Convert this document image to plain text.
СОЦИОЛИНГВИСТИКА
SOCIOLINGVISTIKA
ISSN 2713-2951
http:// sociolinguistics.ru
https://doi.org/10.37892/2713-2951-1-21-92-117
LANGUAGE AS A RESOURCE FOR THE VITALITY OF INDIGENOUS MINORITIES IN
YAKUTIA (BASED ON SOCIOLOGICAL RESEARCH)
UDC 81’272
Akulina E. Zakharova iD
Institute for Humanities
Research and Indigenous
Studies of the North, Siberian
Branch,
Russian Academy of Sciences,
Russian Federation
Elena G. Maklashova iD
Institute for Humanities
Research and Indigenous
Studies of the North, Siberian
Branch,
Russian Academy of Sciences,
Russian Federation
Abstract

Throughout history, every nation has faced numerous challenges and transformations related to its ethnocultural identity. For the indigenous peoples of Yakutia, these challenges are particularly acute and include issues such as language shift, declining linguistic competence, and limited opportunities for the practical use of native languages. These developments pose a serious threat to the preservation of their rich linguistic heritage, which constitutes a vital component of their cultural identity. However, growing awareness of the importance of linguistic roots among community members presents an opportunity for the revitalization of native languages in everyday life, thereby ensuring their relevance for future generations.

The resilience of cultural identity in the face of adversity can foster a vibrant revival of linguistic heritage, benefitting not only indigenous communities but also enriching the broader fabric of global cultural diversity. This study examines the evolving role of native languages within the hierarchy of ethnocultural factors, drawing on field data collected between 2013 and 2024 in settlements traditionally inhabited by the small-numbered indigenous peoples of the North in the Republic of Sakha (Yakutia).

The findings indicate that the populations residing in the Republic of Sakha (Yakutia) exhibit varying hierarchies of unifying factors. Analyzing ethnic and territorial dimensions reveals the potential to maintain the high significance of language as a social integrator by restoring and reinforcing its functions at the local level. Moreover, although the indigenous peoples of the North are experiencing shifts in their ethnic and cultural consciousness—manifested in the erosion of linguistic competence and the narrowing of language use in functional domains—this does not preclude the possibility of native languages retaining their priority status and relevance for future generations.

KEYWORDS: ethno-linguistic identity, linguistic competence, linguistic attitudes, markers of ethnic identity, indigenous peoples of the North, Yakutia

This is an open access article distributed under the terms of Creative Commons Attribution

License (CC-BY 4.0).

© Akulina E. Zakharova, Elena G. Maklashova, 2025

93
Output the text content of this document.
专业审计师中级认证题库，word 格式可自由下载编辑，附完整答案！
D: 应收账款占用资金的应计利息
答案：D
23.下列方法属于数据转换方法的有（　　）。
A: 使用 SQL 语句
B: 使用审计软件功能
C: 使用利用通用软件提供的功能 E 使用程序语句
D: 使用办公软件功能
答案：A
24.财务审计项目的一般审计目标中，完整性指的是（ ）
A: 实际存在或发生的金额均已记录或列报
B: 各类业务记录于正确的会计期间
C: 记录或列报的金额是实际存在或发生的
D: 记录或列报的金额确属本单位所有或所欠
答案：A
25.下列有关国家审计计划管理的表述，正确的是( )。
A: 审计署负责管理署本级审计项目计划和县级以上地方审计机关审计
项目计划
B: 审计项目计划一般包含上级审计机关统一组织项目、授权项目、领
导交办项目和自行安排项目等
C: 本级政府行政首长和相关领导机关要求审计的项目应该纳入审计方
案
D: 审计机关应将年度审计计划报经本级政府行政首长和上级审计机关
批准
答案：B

— Your task —
Return every record, word for word.

— Solution to this task —
Convert this document image to plain text.
СОЦИОЛИНГВИСТИКА
SOCIOLINGVISTIKA
ISSN 2713-2951
http:// sociolinguistics.ru
https://doi.org/10.37892/2713-2951-1-21-92-117
LANGUAGE AS A RESOURCE FOR THE VITALITY OF INDIGENOUS MINORITIES IN
YAKUTIA (BASED ON SOCIOLOGICAL RESEARCH)
UDC 81’272
Akulina E. Zakharova iD
Institute for Humanities
Research and Indigenous
Studies of the North, Siberian
Branch,
Russian Academy of Sciences,
Russian Federation
Elena G. Maklashova iD
Institute for Humanities
Research and Indigenous
Studies of the North, Siberian
Branch,
Russian Academy of Sciences,
Russian Federation
Abstract

Throughout history, every nation has faced numerous challenges and transformations related to its ethnocultural identity. For the indigenous peoples of Yakutia, these challenges are particularly acute and include issues such as language shift, declining linguistic competence, and limited opportunities for the practical use of native languages. These developments pose a serious threat to the preservation of their rich linguistic heritage, which constitutes a vital component of their cultural identity. However, growing awareness of the importance of linguistic roots among community members presents an opportunity for the revitalization of native languages in everyday life, thereby ensuring their relevance for future generations.

The resilience of cultural identity in the face of adversity can foster a vibrant revival of linguistic heritage, benefitting not only indigenous communities but also enriching the broader fabric of global cultural diversity. This study examines the evolving role of native languages within the hierarchy of ethnocultural factors, drawing on field data collected between 2013 and 2024 in settlements traditionally inhabited by the small-numbered indigenous peoples of the North in the Republic of Sakha (Yakutia).

The findings indicate that the populations residing in the Republic of Sakha (Yakutia) exhibit varying hierarchies of unifying factors. Analyzing ethnic and territorial dimensions reveals the potential to maintain the high significance of language as a social integrator by restoring and reinforcing its functions at the local level. Moreover, although the indigenous peoples of the North are experiencing shifts in their ethnic and cultural consciousness—manifested in the erosion of linguistic competence and the narrowing of language use in functional domains—this does not preclude the possibility of native languages retaining their priority status and relevance for future generations.

KEYWORDS: ethno-linguistic identity, linguistic competence, linguistic attitudes, markers of ethnic identity, indigenous peoples of the North, Yakutia

This is an open access article distributed under the terms of Creative Commons Attribution

License (CC-BY 4.0).

© Akulina E. Zakharova, Elena G. Maklashova, 2025

93
Output the text content of this document.
专业审计师中级认证题库，word 格式可自由下载编辑，附完整答案！
D: 应收账款占用资金的应计利息
答案：D
23.下列方法属于数据转换方法的有（　　）。
A: 使用 SQL 语句
B: 使用审计软件功能
C: 使用利用通用软件提供的功能 E 使用程序语句
D: 使用办公软件功能
答案：A
24.财务审计项目的一般审计目标中，完整性指的是（ ）
A: 实际存在或发生的金额均已记录或列报
B: 各类业务记录于正确的会计期间
C: 记录或列报的金额是实际存在或发生的
D: 记录或列报的金额确属本单位所有或所欠
答案：A
25.下列有关国家审计计划管理的表述，正确的是( )。
A: 审计署负责管理署本级审计项目计划和县级以上地方审计机关审计
项目计划
B: 审计项目计划一般包含上级审计机关统一组织项目、授权项目、领
导交办项目和自行安排项目等
C: 本级政府行政首长和相关领导机关要求审计的项目应该纳入审计方
案
D: 审计机关应将年度审计计划报经本级政府行政首长和上级审计机关
批准
答案：B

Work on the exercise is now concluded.